● GIVEN REQUEST:
In the records that follow, show each line where the word "title" is present.

Figure dataset records:
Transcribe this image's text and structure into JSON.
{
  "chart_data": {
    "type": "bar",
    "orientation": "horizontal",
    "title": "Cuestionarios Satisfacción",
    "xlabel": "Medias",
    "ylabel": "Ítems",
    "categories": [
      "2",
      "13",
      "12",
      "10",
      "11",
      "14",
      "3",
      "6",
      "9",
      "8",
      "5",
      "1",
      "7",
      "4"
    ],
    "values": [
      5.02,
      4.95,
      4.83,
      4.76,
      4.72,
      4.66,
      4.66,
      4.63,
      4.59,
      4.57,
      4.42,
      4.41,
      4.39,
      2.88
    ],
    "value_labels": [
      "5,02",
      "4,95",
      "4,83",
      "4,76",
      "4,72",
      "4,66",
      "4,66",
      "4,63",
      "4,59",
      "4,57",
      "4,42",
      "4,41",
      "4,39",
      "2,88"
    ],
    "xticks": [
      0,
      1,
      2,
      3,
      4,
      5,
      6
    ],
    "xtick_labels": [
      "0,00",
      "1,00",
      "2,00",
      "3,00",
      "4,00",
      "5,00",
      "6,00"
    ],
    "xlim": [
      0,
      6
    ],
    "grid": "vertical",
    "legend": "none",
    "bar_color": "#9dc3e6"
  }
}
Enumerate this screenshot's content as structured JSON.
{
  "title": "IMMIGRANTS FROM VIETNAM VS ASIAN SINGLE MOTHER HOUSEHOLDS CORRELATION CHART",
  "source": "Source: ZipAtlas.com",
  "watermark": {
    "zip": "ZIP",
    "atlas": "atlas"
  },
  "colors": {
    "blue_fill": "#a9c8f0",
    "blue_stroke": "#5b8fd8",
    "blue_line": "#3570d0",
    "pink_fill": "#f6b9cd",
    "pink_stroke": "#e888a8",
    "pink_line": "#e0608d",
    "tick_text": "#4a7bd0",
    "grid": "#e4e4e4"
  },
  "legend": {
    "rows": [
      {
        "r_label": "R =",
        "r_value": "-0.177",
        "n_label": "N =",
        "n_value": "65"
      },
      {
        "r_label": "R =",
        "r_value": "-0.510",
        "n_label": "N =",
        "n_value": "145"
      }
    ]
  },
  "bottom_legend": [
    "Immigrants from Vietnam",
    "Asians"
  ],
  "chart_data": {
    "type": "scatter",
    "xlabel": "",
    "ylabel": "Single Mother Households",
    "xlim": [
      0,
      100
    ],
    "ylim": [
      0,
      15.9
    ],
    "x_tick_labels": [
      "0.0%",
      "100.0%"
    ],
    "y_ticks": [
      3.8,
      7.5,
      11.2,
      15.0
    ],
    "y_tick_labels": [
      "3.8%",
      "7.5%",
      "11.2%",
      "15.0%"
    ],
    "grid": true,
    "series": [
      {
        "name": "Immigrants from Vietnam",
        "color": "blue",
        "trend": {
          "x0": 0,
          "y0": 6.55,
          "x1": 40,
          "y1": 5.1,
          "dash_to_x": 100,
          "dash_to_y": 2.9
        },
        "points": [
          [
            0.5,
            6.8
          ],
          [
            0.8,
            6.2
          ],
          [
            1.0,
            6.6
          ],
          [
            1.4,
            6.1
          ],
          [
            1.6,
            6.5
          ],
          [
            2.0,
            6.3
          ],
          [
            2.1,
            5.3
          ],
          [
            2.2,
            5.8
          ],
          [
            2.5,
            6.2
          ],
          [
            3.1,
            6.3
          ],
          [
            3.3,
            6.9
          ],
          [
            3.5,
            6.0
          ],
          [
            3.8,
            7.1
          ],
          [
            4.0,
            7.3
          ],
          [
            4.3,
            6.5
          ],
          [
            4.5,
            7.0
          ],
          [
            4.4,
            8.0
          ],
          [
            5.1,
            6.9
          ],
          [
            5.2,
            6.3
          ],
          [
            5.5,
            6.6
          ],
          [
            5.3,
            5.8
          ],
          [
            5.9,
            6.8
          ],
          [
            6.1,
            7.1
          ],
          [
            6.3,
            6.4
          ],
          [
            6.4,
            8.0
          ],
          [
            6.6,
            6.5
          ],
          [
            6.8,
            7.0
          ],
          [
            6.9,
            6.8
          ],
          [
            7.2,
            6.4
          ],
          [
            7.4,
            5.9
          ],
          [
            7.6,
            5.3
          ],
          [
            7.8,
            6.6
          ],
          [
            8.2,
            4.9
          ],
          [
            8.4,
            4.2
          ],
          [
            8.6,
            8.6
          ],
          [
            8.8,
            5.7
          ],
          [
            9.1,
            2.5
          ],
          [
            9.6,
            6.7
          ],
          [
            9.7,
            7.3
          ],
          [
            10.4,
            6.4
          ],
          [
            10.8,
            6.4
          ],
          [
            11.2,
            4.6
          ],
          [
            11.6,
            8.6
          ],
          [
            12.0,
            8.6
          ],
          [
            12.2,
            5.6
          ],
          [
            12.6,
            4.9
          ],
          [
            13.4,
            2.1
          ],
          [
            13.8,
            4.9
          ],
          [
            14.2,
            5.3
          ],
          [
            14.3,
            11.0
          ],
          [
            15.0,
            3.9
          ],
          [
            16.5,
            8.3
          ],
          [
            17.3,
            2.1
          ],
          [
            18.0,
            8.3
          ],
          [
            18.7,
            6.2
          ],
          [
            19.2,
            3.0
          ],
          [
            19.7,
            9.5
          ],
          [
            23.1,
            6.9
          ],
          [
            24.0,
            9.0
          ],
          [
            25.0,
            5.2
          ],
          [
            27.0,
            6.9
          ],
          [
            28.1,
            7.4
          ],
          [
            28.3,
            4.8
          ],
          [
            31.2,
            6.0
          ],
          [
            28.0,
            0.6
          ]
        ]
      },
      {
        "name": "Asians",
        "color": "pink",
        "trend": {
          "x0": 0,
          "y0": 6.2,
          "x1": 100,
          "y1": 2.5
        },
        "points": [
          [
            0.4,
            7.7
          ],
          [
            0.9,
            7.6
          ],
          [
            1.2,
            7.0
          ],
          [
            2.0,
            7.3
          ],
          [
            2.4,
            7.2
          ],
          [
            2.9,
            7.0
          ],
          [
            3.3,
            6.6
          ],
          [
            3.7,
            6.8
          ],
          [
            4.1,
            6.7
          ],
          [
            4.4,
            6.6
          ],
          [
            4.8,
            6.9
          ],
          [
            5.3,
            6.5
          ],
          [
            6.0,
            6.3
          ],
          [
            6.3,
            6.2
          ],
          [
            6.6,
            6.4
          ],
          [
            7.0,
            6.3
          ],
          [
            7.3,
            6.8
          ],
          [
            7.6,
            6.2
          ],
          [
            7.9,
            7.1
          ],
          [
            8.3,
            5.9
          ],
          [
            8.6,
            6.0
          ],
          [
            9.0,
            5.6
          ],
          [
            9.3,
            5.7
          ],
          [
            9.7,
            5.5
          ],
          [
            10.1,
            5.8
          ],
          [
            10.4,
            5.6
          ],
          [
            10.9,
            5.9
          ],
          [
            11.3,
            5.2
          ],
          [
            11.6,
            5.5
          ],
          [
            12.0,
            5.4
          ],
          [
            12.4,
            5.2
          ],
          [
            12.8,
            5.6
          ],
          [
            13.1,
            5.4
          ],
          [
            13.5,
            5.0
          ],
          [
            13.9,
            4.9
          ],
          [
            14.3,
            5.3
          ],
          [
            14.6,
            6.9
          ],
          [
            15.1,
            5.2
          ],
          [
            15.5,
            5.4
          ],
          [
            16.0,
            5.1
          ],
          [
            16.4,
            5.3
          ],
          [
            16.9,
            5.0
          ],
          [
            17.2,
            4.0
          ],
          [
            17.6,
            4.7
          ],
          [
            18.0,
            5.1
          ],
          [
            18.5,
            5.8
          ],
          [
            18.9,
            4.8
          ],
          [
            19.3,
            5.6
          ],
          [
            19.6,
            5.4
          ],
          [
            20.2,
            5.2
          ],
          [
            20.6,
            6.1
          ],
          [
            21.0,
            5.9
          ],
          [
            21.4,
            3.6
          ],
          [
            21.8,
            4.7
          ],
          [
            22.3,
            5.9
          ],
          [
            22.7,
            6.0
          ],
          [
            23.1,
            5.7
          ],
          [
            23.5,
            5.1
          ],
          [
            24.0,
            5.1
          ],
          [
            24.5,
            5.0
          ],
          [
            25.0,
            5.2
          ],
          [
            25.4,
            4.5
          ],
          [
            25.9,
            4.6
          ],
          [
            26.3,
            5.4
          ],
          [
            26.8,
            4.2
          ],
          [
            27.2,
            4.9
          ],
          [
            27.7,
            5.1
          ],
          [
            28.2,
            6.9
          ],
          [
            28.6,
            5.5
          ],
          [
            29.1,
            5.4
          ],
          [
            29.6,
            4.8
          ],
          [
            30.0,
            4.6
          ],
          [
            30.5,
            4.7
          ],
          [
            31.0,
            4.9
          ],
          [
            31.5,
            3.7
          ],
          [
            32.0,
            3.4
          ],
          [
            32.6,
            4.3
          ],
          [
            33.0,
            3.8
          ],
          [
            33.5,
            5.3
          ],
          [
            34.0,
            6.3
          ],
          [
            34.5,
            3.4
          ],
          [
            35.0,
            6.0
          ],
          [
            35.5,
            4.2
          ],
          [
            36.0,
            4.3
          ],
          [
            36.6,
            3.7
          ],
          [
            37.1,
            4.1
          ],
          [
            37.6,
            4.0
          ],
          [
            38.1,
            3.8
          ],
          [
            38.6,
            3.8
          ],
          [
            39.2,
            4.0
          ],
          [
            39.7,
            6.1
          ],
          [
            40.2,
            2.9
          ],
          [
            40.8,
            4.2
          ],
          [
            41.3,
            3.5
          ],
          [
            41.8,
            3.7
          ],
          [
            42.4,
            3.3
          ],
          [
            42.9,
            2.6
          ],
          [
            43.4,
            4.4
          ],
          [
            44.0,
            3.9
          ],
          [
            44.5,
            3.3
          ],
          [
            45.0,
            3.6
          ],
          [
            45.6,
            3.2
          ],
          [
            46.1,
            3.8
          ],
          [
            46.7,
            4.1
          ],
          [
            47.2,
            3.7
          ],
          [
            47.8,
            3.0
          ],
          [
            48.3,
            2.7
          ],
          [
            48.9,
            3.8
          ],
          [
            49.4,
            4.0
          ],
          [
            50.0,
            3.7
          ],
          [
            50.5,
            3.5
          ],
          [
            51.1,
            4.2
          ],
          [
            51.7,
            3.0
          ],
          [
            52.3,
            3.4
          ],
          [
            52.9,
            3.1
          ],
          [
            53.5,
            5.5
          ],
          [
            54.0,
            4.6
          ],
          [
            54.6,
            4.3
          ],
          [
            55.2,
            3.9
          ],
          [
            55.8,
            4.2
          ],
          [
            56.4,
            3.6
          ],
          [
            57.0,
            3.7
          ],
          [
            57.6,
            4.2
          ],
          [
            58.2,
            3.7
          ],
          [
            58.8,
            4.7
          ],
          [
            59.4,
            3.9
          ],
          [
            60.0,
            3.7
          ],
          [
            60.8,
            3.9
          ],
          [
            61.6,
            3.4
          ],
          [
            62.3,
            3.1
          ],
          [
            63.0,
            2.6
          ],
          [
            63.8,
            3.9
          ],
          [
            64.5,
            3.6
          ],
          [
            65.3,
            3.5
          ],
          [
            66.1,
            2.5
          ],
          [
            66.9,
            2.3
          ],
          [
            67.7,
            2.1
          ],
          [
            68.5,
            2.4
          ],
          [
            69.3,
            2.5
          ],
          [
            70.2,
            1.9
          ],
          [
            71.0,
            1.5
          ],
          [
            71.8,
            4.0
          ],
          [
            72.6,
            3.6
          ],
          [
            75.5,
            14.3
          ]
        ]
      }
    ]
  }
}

● EXERCISE OUTPUT:
    "title": "Cuestionarios Satisfacción",
  "title": "IMMIGRANTS FROM VIETNAM VS ASIAN SINGLE MOTHER HOUSEHOLDS CORRELATION CHART",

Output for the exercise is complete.